Search the data for the string "this" and extract every line where it appears.
-- START OF Entries supplied --
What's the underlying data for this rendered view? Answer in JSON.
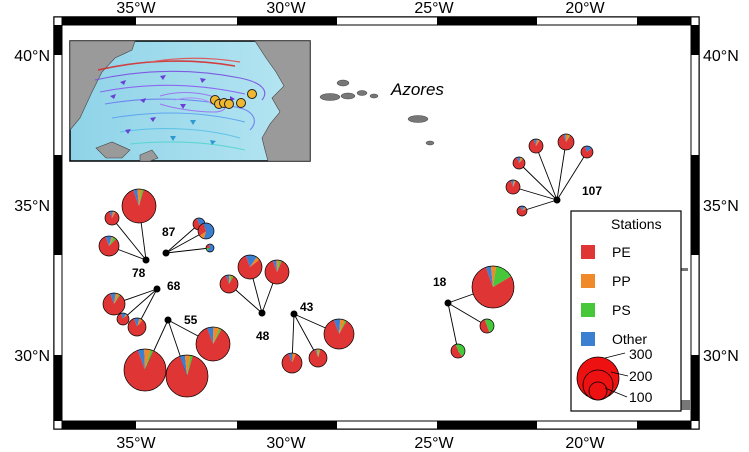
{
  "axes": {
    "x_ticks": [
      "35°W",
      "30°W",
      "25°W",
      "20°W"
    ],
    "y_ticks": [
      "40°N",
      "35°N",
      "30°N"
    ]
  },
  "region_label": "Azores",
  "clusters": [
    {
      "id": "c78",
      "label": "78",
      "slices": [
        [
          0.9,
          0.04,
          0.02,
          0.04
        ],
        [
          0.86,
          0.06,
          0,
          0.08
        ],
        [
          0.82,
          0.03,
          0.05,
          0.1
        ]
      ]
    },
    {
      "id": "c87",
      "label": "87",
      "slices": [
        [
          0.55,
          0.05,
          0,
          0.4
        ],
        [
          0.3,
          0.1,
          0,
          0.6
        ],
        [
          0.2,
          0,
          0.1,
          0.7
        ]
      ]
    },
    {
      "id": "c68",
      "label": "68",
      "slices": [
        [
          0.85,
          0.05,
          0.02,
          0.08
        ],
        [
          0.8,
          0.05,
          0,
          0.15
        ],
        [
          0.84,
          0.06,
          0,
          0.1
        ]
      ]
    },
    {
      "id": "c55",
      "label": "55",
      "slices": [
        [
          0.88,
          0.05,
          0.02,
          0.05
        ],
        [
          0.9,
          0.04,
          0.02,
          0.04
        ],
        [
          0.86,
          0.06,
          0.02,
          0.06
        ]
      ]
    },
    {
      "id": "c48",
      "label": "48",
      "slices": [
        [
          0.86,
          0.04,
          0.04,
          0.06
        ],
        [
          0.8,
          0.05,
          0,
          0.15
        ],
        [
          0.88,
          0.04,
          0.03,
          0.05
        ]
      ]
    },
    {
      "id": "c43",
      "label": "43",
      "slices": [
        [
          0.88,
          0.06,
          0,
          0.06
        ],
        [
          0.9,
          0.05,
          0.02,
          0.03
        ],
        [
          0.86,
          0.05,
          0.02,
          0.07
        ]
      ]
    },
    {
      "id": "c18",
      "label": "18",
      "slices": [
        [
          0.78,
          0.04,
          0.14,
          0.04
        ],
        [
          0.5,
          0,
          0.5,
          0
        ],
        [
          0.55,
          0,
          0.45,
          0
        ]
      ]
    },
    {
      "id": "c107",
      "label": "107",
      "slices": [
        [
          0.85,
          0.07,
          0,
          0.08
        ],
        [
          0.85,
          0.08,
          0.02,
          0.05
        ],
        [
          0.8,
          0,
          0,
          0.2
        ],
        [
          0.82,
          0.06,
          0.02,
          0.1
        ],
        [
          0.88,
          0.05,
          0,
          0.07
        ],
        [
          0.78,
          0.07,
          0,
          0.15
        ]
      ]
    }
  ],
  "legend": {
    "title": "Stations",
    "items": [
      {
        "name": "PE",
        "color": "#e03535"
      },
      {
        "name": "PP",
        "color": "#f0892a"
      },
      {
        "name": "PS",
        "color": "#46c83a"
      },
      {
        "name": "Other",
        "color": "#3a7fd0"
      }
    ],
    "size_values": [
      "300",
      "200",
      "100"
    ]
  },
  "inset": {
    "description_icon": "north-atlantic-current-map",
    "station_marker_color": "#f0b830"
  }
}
-- END OF Entries supplied --
-- START OF Entries supplied --
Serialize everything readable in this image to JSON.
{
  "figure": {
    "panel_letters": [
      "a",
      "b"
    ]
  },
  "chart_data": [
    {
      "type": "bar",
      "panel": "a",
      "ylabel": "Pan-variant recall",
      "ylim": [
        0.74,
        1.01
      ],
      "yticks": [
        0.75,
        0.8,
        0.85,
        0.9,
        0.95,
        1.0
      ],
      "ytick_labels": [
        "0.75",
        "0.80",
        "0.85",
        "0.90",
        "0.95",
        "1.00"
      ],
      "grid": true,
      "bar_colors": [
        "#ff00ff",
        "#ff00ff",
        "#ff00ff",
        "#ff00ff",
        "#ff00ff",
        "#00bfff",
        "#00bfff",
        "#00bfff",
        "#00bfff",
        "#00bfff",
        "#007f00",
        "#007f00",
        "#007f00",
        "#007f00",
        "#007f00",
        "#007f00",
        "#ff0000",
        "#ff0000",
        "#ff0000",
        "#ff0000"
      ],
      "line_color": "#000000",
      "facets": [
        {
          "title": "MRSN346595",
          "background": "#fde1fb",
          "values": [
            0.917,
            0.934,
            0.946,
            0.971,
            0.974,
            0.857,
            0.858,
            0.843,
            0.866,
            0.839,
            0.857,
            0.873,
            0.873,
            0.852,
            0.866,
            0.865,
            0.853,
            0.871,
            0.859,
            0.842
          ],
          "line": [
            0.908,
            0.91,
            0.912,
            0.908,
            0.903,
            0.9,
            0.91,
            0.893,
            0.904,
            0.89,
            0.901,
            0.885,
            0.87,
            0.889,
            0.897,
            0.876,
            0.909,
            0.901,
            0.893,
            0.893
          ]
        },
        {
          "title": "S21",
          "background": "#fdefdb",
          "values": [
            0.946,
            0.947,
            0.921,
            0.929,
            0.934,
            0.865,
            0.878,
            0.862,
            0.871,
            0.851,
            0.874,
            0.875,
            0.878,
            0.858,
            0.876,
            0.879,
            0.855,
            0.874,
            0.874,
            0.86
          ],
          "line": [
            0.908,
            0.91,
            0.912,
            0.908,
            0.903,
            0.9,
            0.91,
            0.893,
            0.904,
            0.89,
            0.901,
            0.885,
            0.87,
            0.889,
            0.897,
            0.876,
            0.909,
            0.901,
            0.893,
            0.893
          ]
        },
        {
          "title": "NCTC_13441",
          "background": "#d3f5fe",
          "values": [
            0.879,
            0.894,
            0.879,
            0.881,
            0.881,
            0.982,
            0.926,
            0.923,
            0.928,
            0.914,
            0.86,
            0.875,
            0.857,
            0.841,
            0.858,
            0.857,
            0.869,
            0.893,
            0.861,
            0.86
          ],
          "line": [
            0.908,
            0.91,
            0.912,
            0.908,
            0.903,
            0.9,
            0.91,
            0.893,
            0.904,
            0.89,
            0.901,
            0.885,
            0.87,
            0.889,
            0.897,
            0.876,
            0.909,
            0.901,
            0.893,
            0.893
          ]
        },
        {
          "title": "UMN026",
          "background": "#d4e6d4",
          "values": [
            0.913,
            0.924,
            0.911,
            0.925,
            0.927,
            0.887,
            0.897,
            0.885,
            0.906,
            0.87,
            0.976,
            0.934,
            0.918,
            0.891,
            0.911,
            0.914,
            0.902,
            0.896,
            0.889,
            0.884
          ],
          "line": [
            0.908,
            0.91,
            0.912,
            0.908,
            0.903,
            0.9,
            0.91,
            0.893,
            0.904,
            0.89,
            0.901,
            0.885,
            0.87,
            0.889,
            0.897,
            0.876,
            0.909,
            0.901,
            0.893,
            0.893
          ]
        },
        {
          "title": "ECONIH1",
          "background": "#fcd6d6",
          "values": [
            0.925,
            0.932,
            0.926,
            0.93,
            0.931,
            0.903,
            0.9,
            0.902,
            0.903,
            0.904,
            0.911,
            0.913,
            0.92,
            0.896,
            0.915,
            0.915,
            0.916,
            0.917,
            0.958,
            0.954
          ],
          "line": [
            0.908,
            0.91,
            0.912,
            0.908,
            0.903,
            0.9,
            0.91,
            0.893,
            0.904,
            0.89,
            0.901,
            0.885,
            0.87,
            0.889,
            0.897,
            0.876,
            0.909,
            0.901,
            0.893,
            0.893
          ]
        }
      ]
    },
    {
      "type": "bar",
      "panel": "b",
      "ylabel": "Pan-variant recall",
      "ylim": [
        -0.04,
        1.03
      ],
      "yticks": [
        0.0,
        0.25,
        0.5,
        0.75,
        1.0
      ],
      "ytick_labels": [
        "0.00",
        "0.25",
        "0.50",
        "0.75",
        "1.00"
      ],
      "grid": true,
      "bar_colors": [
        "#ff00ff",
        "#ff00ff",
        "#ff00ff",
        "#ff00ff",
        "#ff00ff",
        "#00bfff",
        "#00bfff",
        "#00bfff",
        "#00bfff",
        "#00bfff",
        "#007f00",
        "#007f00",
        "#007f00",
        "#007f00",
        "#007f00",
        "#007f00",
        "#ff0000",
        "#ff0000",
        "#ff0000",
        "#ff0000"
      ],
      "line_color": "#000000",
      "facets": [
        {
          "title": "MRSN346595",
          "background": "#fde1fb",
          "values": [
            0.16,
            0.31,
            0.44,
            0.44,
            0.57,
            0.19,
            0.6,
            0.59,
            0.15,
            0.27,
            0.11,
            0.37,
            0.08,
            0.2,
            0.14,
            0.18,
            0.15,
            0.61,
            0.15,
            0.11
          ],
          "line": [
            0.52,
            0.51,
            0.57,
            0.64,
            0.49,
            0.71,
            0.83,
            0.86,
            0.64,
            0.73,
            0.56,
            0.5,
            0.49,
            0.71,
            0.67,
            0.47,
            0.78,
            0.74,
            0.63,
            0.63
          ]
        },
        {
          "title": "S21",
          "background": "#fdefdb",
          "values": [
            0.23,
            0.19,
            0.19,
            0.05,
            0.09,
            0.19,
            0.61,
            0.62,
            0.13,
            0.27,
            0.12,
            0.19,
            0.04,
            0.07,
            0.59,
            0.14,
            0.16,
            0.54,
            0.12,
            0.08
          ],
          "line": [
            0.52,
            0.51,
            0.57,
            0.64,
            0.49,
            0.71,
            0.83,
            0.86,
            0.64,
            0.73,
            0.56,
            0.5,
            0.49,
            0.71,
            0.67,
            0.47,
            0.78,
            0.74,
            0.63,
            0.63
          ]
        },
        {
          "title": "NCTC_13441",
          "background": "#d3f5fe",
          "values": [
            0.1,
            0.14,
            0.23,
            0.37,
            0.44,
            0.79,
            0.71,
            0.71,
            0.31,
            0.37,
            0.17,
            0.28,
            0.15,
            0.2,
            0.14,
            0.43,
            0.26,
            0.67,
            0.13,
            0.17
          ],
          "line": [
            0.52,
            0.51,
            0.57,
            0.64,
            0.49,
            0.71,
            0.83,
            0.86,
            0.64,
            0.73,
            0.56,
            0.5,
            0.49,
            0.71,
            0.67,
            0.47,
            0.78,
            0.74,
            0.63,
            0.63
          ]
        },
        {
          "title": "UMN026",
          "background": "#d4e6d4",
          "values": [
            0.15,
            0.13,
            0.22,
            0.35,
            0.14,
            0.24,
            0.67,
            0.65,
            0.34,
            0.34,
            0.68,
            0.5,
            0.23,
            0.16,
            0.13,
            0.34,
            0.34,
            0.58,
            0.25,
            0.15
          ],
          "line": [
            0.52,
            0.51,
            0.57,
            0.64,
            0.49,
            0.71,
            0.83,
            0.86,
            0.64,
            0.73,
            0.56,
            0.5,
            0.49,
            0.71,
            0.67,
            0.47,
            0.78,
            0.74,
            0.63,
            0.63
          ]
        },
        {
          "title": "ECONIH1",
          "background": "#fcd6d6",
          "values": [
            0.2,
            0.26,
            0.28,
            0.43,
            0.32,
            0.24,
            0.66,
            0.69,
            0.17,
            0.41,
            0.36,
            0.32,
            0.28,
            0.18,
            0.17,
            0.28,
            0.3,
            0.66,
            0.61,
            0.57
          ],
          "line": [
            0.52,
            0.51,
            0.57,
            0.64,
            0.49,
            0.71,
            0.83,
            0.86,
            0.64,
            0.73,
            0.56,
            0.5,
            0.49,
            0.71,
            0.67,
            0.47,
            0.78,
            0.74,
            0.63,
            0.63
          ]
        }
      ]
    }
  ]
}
-- END OF Entries supplied --
**Task answer:**
What's the underlying data for this rendered view? Answer in JSON.
Serialize everything readable in this image to JSON.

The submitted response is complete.